##### Information shown #####

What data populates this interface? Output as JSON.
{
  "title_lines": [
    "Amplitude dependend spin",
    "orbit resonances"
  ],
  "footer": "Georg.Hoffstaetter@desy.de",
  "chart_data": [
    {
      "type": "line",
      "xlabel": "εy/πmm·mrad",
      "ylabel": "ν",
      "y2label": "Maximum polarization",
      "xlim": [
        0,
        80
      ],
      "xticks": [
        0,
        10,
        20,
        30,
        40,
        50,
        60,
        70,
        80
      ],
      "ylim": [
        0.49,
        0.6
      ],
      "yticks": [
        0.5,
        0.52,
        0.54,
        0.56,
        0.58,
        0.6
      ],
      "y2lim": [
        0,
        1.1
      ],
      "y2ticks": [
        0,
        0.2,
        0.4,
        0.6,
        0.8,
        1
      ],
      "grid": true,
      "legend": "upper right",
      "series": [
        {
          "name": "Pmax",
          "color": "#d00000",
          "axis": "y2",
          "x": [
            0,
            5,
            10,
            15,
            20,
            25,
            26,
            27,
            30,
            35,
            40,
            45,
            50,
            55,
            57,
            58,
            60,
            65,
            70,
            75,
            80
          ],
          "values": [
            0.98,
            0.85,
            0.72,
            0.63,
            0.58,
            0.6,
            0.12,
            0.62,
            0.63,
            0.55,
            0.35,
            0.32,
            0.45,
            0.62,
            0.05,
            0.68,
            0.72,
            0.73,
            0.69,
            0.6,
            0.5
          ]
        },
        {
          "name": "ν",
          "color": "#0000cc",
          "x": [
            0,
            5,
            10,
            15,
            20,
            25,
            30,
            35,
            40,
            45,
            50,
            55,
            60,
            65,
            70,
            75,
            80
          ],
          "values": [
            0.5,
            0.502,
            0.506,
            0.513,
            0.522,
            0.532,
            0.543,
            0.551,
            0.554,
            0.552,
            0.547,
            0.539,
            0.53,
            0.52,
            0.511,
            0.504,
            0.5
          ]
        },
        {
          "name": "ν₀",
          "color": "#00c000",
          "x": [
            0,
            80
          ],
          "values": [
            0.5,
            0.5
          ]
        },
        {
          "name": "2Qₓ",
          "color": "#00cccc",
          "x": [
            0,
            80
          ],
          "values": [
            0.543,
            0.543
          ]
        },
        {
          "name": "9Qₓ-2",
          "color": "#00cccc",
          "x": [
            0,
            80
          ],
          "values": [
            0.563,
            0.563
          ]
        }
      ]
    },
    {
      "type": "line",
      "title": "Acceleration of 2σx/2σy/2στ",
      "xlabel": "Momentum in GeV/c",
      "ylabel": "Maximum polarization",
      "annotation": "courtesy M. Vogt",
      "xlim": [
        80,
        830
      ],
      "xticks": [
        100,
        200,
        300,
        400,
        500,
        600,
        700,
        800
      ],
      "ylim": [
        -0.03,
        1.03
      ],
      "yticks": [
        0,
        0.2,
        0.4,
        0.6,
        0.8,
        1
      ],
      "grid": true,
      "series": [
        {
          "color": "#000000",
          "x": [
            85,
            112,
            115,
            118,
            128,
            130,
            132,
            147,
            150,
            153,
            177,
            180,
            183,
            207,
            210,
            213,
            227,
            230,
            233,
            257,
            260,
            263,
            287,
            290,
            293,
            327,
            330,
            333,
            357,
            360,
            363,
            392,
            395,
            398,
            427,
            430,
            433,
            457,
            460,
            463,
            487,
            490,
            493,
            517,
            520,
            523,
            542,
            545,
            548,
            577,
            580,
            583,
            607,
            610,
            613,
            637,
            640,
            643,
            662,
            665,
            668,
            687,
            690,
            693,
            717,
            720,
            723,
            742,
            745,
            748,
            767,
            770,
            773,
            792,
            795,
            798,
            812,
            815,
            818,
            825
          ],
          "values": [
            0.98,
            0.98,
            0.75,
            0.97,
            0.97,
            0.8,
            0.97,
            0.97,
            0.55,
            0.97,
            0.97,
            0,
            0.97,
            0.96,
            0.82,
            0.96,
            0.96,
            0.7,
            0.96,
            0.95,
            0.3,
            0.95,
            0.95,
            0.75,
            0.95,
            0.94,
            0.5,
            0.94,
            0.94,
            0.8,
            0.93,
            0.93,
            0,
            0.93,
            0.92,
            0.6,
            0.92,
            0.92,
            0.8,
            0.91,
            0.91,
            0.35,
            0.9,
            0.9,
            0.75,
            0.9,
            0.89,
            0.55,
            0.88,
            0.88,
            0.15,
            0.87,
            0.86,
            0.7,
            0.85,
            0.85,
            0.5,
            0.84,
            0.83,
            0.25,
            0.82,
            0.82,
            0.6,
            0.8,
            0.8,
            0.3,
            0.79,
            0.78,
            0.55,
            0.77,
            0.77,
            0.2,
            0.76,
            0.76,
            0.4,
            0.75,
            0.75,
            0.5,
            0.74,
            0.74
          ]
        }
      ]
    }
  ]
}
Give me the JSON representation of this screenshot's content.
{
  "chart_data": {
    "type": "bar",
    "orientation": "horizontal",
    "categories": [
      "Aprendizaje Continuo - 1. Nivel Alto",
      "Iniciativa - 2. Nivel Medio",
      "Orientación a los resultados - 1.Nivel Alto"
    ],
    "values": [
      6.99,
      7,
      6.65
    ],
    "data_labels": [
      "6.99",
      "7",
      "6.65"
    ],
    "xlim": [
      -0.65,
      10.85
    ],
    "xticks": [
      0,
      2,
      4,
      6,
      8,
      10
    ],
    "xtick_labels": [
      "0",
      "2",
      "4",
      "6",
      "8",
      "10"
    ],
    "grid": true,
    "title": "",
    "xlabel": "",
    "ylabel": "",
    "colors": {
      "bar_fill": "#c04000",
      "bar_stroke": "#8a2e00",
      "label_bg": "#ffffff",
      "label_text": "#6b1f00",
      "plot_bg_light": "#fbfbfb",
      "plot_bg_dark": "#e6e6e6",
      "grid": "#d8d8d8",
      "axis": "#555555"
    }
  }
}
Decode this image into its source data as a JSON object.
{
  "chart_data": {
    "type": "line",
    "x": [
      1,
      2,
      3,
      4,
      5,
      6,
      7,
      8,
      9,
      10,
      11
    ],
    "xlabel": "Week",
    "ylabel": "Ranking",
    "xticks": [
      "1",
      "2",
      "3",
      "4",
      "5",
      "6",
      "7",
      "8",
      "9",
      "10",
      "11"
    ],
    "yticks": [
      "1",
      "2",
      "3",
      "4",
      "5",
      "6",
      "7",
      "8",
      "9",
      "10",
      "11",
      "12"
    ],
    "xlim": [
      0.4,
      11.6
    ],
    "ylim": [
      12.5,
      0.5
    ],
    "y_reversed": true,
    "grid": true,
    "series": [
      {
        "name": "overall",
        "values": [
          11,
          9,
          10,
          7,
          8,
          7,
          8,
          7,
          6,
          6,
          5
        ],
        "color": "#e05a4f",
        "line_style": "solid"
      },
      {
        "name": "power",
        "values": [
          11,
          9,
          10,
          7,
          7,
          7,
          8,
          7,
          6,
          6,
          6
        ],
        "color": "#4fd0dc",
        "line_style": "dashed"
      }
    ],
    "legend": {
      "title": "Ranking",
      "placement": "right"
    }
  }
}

#####

Brief
Output the entries exactly.

Exercise output
What data populates this interface? Output as JSON.
{
  "title_lines": [
    "Amplitude dependend spin",
    "orbit resonances"
  ],
  "footer": "Georg.Hoffstaetter@desy.de",
  "chart_data": [
    {
      "type": "line",
      "xlabel": "εy/πmm·mrad",
      "ylabel": "ν",
      "y2label": "Maximum polarization",
      "xlim": [
        0,
        80
      ],
      "xticks": [
        0,
        10,
        20,
        30,
        40,
        50,
        60,
        70,
        80
      ],
      "ylim": [
        0.49,
        0.6
      ],
      "yticks": [
        0.5,
        0.52,
        0.54,
        0.56,
        0.58,
        0.6
      ],
      "y2lim": [
        0,
        1.1
      ],
      "y2ticks": [
        0,
        0.2,
        0.4,
        0.6,
        0.8,
        1
      ],
      "grid": true,
      "legend": "upper right",
      "series": [
        {
          "name": "Pmax",
          "color": "#d00000",
          "axis": "y2",
          "x": [
            0,
            5,
            10,
            15,
            20,
            25,
            26,
            27,
            30,
            35,
            40,
            45,
            50,
            55,
            57,
            58,
            60,
            65,
            70,
            75,
            80
          ],
          "values": [
            0.98,
            0.85,
            0.72,
            0.63,
            0.58,
            0.6,
            0.12,
            0.62,
            0.63,
            0.55,
            0.35,
            0.32,
            0.45,
            0.62,
            0.05,
            0.68,
            0.72,
            0.73,
            0.69,
            0.6,
            0.5
          ]
        },
        {
          "name": "ν",
          "color": "#0000cc",
          "x": [
            0,
            5,
            10,
            15,
            20,
            25,
            30,
            35,
            40,
            45,
            50,
            55,
            60,
            65,
            70,
            75,
            80
          ],
          "values": [
            0.5,
            0.502,
            0.506,
            0.513,
            0.522,
            0.532,
            0.543,
            0.551,
            0.554,
            0.552,
            0.547,
            0.539,
            0.53,
            0.52,
            0.511,
            0.504,
            0.5
          ]
        },
        {
          "name": "ν₀",
          "color": "#00c000",
          "x": [
            0,
            80
          ],
          "values": [
            0.5,
            0.5
          ]
        },
        {
          "name": "2Qₓ",
          "color": "#00cccc",
          "x": [
            0,
            80
          ],
          "values": [
            0.543,
            0.543
          ]
        },
        {
          "name": "9Qₓ-2",
          "color": "#00cccc",
          "x": [
            0,
            80
          ],
          "values": [
            0.563,
            0.563
          ]
        }
      ]
    },
    {
      "type": "line",
      "title": "Acceleration of 2σx/2σy/2στ",
      "xlabel": "Momentum in GeV/c",
      "ylabel": "Maximum polarization",
      "annotation": "courtesy M. Vogt",
      "xlim": [
        80,
        830
      ],
      "xticks": [
        100,
        200,
        300,
        400,
        500,
        600,
        700,
        800
      ],
      "ylim": [
        -0.03,
        1.03
      ],
      "yticks": [
        0,
        0.2,
        0.4,
        0.6,
        0.8,
        1
      ],
      "grid": true,
      "series": [
        {
          "color": "#000000",
          "x": [
            85,
            112,
            115,
            118,
            128,
            130,
            132,
            147,
            150,
            153,
            177,
            180,
            183,
            207,
            210,
            213,
            227,
            230,
            233,
            257,
            260,
            263,
            287,
            290,
            293,
            327,
            330,
            333,
            357,
            360,
            363,
            392,
            395,
            398,
            427,
            430,
            433,
            457,
            460,
            463,
            487,
            490,
            493,
            517,
            520,
            523,
            542,
            545,
            548,
            577,
            580,
            583,
            607,
            610,
            613,
            637,
            640,
            643,
            662,
            665,
            668,
            687,
            690,
            693,
            717,
            720,
            723,
            742,
            745,
            748,
            767,
            770,
            773,
            792,
            795,
            798,
            812,
            815,
            818,
            825
          ],
          "values": [
            0.98,
            0.98,
            0.75,
            0.97,
            0.97,
            0.8,
            0.97,
            0.97,
            0.55,
            0.97,
            0.97,
            0,
            0.97,
            0.96,
            0.82,
            0.96,
            0.96,
            0.7,
            0.96,
            0.95,
            0.3,
            0.95,
            0.95,
            0.75,
            0.95,
            0.94,
            0.5,
            0.94,
            0.94,
            0.8,
            0.93,
            0.93,
            0,
            0.93,
            0.92,
            0.6,
            0.92,
            0.92,
            0.8,
            0.91,
            0.91,
            0.35,
            0.9,
            0.9,
            0.75,
            0.9,
            0.89,
            0.55,
            0.88,
            0.88,
            0.15,
            0.87,
            0.86,
            0.7,
            0.85,
            0.85,
            0.5,
            0.84,
            0.83,
            0.25,
            0.82,
            0.82,
            0.6,
            0.8,
            0.8,
            0.3,
            0.79,
            0.78,
            0.55,
            0.77,
            0.77,
            0.2,
            0.76,
            0.76,
            0.4,
            0.75,
            0.75,
            0.5,
            0.74,
            0.74
          ]
        }
      ]
    }
  ]
}
Give me the JSON representation of this screenshot's content.
{
  "chart_data": {
    "type": "bar",
    "orientation": "horizontal",
    "categories": [
      "Aprendizaje Continuo - 1. Nivel Alto",
      "Iniciativa - 2. Nivel Medio",
      "Orientación a los resultados - 1.Nivel Alto"
    ],
    "values": [
      6.99,
      7,
      6.65
    ],
    "data_labels": [
      "6.99",
      "7",
      "6.65"
    ],
    "xlim": [
      -0.65,
      10.85
    ],
    "xticks": [
      0,
      2,
      4,
      6,
      8,
      10
    ],
    "xtick_labels": [
      "0",
      "2",
      "4",
      "6",
      "8",
      "10"
    ],
    "grid": true,
    "title": "",
    "xlabel": "",
    "ylabel": "",
    "colors": {
      "bar_fill": "#c04000",
      "bar_stroke": "#8a2e00",
      "label_bg": "#ffffff",
      "label_text": "#6b1f00",
      "plot_bg_light": "#fbfbfb",
      "plot_bg_dark": "#e6e6e6",
      "grid": "#d8d8d8",
      "axis": "#555555"
    }
  }
}
Decode this image into its source data as a JSON object.
{
  "chart_data": {
    "type": "line",
    "x": [
      1,
      2,
      3,
      4,
      5,
      6,
      7,
      8,
      9,
      10,
      11
    ],
    "xlabel": "Week",
    "ylabel": "Ranking",
    "xticks": [
      "1",
      "2",
      "3",
      "4",
      "5",
      "6",
      "7",
      "8",
      "9",
      "10",
      "11"
    ],
    "yticks": [
      "1",
      "2",
      "3",
      "4",
      "5",
      "6",
      "7",
      "8",
      "9",
      "10",
      "11",
      "12"
    ],
    "xlim": [
      0.4,
      11.6
    ],
    "ylim": [
      12.5,
      0.5
    ],
    "y_reversed": true,
    "grid": true,
    "series": [
      {
        "name": "overall",
        "values": [
          11,
          9,
          10,
          7,
          8,
          7,
          8,
          7,
          6,
          6,
          5
        ],
        "color": "#e05a4f",
        "line_style": "solid"
      },
      {
        "name": "power",
        "values": [
          11,
          9,
          10,
          7,
          7,
          7,
          8,
          7,
          6,
          6,
          6
        ],
        "color": "#4fd0dc",
        "line_style": "dashed"
      }
    ],
    "legend": {
      "title": "Ranking",
      "placement": "right"
    }
  }
}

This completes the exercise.